→ **Work instructions**:
Search the records below for the word "主婦の友インフォス" and show every line where it occurs.

[Data records]
begin

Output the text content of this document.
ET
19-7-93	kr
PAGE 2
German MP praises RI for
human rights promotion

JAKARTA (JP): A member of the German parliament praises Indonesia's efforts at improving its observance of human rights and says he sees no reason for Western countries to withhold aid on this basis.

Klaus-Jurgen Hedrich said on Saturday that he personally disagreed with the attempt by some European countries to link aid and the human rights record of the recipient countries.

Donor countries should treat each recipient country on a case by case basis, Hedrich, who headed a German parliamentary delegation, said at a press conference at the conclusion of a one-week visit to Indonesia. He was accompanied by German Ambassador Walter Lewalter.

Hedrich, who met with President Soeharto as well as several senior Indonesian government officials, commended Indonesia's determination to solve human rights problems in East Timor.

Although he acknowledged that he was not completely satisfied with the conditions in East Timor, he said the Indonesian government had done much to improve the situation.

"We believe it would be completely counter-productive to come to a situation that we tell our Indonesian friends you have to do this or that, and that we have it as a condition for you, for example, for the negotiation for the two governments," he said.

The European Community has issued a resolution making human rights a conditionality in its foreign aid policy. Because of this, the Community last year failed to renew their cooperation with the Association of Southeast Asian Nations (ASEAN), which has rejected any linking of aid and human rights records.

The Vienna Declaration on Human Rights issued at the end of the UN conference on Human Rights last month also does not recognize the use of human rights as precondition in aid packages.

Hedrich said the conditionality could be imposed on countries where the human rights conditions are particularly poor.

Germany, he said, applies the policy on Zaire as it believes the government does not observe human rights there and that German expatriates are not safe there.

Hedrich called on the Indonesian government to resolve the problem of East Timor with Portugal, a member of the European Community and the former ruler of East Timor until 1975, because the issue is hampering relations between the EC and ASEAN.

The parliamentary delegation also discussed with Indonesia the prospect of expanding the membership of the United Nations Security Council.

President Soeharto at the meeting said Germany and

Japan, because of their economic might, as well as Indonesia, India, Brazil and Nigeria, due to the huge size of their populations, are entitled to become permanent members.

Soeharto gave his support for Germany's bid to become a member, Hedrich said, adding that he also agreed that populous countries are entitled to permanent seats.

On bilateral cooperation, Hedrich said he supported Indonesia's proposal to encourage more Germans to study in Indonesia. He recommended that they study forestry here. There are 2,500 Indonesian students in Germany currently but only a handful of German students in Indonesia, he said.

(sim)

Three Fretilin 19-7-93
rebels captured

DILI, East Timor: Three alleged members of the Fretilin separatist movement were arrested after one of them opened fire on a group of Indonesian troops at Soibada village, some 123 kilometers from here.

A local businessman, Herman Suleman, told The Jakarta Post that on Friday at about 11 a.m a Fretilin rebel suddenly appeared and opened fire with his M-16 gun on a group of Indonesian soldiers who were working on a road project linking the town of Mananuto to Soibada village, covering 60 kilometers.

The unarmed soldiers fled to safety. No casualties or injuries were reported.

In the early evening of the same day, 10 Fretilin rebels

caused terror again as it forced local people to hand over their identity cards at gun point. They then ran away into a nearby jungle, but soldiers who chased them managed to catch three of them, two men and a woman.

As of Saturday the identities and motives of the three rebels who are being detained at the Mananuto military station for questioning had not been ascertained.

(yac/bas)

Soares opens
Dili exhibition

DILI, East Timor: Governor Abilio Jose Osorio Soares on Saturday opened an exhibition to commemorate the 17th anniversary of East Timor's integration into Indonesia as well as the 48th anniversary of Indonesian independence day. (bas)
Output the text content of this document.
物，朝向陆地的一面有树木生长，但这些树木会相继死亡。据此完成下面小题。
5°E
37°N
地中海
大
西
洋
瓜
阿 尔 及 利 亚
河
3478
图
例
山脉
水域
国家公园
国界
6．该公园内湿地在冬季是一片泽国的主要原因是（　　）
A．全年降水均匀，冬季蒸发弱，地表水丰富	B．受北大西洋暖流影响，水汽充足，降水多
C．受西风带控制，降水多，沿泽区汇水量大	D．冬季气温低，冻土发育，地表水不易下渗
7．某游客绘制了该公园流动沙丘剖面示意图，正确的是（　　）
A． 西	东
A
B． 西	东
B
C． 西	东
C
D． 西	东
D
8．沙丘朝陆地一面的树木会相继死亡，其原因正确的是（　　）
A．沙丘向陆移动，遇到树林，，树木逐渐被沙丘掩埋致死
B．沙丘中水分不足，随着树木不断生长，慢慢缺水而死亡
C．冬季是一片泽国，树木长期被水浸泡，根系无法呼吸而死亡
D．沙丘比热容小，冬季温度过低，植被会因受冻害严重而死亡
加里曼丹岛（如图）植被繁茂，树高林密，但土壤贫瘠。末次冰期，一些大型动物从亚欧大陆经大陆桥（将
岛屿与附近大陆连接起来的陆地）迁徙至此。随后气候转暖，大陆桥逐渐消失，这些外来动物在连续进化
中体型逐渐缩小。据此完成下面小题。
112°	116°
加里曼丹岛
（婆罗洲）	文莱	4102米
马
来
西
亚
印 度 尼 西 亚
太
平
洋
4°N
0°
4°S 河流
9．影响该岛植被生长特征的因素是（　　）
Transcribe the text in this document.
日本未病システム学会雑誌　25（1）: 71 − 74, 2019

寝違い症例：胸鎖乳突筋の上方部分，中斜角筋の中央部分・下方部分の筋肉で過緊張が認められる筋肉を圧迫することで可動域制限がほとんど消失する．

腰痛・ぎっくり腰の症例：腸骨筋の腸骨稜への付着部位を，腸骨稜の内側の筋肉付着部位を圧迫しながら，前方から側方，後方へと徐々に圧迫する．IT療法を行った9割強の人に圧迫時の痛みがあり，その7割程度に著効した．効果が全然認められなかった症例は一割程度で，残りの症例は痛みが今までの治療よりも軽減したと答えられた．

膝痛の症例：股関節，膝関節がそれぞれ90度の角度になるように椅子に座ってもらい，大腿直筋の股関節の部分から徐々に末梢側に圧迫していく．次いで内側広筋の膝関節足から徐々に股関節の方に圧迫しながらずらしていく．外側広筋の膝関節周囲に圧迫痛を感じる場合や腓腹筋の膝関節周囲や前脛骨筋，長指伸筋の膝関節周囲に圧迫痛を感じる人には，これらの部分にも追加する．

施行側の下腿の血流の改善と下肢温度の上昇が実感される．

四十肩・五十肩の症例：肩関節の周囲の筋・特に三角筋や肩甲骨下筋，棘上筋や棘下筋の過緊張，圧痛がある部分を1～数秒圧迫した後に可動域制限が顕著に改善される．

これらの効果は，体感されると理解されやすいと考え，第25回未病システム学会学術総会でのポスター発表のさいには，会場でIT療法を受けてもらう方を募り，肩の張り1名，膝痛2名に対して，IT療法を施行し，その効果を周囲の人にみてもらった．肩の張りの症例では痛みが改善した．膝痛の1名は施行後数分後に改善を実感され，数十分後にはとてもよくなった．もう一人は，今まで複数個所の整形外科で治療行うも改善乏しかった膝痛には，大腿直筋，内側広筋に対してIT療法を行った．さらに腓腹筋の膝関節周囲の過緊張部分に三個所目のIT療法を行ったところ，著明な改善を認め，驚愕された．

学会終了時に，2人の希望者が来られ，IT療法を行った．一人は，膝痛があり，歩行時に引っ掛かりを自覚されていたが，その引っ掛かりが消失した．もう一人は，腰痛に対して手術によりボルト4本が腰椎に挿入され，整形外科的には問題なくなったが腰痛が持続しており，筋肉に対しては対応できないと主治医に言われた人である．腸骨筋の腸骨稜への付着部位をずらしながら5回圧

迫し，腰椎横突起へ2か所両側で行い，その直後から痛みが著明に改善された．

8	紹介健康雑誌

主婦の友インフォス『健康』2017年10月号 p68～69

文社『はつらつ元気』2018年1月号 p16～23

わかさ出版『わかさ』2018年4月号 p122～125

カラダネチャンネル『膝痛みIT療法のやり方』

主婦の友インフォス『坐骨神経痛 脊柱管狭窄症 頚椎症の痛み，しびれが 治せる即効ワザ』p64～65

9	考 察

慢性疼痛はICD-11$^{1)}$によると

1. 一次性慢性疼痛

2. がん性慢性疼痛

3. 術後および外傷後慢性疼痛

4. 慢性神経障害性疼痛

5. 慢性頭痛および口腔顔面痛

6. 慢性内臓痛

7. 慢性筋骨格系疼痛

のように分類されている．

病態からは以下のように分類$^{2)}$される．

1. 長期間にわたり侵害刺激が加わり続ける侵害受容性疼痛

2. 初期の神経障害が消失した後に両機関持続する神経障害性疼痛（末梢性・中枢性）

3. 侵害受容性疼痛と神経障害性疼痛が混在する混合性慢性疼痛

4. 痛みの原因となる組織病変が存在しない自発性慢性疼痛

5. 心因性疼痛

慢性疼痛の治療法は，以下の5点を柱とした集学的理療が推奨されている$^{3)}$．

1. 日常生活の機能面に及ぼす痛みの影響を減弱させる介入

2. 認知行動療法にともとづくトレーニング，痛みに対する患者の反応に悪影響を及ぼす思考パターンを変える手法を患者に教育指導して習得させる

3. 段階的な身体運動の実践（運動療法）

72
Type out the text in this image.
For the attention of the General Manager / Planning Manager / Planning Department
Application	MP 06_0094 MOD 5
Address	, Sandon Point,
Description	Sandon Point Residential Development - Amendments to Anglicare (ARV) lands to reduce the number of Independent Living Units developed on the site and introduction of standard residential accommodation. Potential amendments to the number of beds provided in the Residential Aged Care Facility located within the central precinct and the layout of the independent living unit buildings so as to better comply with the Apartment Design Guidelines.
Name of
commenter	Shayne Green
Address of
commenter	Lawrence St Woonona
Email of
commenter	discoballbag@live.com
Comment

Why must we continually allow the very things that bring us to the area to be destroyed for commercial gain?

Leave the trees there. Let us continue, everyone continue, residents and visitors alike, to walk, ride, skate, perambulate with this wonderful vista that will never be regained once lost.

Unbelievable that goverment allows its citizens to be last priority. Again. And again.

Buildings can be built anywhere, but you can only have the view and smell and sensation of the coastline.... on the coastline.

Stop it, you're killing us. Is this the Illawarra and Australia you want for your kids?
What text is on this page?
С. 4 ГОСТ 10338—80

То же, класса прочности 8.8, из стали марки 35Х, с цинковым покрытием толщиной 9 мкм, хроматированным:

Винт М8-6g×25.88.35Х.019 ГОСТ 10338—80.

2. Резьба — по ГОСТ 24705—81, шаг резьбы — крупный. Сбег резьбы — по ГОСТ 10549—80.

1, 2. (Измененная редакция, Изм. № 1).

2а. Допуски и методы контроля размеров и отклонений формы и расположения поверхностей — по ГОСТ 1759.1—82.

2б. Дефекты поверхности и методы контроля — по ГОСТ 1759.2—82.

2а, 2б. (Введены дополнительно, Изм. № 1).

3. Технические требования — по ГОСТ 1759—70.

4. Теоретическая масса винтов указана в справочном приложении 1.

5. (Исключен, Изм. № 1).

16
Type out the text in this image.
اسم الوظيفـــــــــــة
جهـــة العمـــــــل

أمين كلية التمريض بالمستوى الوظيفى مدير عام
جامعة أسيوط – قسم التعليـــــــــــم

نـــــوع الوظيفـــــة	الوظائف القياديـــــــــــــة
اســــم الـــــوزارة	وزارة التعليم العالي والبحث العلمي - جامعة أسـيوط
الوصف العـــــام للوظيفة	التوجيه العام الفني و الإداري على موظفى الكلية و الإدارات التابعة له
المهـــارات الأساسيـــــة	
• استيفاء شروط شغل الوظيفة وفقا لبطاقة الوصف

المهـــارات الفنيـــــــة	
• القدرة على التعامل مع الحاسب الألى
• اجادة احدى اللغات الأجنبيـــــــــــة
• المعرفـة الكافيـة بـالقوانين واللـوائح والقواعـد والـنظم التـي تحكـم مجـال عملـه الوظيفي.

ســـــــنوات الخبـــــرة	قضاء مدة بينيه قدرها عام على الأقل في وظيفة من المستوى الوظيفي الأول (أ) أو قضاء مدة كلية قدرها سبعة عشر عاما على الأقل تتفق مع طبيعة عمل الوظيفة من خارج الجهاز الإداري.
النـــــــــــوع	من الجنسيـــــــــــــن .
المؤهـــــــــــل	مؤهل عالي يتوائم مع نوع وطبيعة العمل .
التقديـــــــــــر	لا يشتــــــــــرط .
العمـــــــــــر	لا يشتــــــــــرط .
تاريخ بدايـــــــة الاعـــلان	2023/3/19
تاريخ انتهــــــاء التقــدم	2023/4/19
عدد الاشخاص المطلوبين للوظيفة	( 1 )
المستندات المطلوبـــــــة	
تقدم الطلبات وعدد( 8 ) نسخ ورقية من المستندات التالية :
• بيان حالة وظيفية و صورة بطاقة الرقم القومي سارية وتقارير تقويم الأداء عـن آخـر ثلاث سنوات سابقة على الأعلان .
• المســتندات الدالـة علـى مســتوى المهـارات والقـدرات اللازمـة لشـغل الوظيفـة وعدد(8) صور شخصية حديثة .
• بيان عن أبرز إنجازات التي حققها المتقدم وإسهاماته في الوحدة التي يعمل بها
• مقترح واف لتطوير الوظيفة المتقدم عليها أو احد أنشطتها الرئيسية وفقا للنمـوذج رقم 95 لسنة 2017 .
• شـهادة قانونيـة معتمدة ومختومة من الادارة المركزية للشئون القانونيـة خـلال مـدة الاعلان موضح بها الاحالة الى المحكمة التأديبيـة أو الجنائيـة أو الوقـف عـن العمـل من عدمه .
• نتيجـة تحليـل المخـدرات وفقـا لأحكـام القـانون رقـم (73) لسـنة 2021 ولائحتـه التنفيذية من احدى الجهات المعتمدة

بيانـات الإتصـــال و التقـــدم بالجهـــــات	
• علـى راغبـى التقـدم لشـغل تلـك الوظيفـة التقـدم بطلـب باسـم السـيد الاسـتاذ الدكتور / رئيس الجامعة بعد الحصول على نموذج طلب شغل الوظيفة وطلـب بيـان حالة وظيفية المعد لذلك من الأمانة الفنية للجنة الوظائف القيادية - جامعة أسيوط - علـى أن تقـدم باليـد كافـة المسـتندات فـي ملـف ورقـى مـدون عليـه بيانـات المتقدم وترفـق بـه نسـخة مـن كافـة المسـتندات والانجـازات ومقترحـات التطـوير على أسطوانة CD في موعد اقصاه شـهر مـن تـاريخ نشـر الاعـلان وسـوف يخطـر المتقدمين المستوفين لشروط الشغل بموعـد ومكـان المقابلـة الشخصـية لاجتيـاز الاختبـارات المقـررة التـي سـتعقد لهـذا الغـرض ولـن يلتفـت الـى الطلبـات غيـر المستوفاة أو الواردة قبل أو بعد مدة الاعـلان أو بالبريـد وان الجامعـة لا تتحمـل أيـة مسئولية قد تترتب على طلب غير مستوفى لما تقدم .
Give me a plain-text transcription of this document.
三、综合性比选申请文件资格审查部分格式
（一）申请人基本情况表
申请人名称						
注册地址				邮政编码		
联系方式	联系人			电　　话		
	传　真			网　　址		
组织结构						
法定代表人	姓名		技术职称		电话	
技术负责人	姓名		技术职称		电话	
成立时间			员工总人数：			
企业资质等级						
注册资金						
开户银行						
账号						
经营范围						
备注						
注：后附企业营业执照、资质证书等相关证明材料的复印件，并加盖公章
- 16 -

end

→ **Correct result**:
主婦の友インフォス『健康』2017年10月号 p68～69
主婦の友インフォス『坐骨神経痛 脊柱管狭窄症 頚椎症の痛み，しびれが 治せる即効ワザ』p64～65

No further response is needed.